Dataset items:
-- -- --
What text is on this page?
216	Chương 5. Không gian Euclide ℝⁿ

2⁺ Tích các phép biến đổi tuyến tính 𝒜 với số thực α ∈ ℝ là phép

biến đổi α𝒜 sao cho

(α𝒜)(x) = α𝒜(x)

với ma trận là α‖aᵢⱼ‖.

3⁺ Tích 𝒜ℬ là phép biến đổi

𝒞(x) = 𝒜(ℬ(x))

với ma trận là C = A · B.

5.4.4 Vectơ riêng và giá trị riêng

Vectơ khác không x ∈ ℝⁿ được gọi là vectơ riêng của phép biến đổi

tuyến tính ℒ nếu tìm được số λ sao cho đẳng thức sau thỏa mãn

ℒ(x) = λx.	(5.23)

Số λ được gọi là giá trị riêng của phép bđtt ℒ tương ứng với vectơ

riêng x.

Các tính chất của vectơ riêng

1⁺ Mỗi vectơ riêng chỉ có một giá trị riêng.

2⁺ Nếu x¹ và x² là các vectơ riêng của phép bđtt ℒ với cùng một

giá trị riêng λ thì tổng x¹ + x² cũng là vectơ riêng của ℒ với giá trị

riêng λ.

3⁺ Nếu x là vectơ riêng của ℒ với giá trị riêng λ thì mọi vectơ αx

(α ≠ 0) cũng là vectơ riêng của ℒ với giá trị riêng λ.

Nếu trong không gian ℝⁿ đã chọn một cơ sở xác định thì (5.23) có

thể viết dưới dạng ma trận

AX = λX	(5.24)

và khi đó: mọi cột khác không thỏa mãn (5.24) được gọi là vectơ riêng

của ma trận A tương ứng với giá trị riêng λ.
-- -- --
Task
Repeat every record, keeping each word and mark exactly as it is.

Output of the exercise
What text is on this page?
216	Chương 5. Không gian Euclide ℝⁿ

2⁺ Tích các phép biến đổi tuyến tính 𝒜 với số thực α ∈ ℝ là phép

biến đổi α𝒜 sao cho

(α𝒜)(x) = α𝒜(x)

với ma trận là α‖aᵢⱼ‖.

3⁺ Tích 𝒜ℬ là phép biến đổi

𝒞(x) = 𝒜(ℬ(x))

với ma trận là C = A · B.

5.4.4 Vectơ riêng và giá trị riêng

Vectơ khác không x ∈ ℝⁿ được gọi là vectơ riêng của phép biến đổi

tuyến tính ℒ nếu tìm được số λ sao cho đẳng thức sau thỏa mãn

ℒ(x) = λx.	(5.23)

Số λ được gọi là giá trị riêng của phép bđtt ℒ tương ứng với vectơ

riêng x.

Các tính chất của vectơ riêng

1⁺ Mỗi vectơ riêng chỉ có một giá trị riêng.

2⁺ Nếu x¹ và x² là các vectơ riêng của phép bđtt ℒ với cùng một

giá trị riêng λ thì tổng x¹ + x² cũng là vectơ riêng của ℒ với giá trị

riêng λ.

3⁺ Nếu x là vectơ riêng của ℒ với giá trị riêng λ thì mọi vectơ αx

(α ≠ 0) cũng là vectơ riêng của ℒ với giá trị riêng λ.

Nếu trong không gian ℝⁿ đã chọn một cơ sở xác định thì (5.23) có

thể viết dưới dạng ma trận

AX = λX	(5.24)

và khi đó: mọi cột khác không thỏa mãn (5.24) được gọi là vectơ riêng

của ma trận A tương ứng với giá trị riêng λ.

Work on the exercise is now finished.